■ What is expected: Below are entries. Pull out all lines containing "Ihnen".

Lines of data
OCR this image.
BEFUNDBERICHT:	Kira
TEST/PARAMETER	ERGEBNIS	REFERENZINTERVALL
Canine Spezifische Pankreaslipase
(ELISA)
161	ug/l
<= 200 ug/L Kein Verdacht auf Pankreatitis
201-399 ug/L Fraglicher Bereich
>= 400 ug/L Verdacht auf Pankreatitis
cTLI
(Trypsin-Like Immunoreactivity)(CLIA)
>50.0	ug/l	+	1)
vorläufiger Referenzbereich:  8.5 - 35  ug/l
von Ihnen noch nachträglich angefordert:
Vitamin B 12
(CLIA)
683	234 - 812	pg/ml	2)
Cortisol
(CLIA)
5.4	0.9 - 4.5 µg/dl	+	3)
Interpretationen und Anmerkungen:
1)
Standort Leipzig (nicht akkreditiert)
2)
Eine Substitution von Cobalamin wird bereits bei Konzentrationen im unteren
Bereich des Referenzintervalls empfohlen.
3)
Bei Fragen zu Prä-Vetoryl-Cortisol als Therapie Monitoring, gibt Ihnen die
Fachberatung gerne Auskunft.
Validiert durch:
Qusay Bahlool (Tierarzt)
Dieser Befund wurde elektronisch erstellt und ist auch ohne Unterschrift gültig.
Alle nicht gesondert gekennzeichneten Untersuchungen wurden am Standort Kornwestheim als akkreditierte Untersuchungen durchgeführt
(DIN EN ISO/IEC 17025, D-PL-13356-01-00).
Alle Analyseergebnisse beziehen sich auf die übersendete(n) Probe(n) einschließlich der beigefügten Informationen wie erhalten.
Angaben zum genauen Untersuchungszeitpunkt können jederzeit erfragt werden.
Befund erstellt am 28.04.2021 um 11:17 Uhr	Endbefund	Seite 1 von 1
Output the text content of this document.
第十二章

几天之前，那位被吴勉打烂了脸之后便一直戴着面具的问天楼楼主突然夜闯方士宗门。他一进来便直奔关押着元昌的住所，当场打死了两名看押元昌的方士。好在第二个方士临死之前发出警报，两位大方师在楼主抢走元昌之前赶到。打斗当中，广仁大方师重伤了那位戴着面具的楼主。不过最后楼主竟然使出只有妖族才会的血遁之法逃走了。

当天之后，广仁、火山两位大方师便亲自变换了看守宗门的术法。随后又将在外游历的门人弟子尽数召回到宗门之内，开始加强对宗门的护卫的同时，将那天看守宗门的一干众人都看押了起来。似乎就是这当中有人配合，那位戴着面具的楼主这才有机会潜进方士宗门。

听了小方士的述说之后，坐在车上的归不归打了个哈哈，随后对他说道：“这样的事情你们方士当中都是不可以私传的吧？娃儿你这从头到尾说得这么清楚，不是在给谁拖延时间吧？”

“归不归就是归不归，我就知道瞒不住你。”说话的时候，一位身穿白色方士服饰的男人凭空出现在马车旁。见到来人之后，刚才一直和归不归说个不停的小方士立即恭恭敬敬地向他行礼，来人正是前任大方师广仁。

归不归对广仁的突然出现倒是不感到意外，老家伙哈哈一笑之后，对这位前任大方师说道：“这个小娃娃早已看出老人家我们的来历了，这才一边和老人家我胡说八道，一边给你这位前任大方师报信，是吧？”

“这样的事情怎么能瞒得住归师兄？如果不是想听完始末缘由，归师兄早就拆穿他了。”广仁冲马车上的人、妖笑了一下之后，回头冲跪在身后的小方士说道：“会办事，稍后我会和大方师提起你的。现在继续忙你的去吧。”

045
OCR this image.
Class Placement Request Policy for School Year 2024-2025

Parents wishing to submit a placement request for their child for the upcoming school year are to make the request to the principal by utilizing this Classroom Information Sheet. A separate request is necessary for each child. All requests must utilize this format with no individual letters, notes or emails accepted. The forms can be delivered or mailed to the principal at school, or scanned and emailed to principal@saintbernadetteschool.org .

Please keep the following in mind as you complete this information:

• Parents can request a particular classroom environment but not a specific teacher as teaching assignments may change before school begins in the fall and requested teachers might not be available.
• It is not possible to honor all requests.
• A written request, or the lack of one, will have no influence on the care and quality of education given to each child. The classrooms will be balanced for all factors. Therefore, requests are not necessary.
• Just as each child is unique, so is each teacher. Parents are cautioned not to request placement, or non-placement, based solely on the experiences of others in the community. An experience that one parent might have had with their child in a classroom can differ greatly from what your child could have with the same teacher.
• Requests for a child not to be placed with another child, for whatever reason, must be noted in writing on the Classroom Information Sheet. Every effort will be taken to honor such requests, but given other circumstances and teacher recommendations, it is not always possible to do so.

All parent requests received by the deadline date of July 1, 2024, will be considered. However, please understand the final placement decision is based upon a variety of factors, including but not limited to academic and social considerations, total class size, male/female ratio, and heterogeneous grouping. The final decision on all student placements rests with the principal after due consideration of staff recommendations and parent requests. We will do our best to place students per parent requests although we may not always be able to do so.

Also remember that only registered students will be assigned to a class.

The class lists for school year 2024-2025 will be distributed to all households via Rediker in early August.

■ Answer to this problem:
von Ihnen noch nachträglich angefordert:
Bei Fragen zu Prä-Vetoryl-Cortisol als Therapie Monitoring, gibt Ihnen die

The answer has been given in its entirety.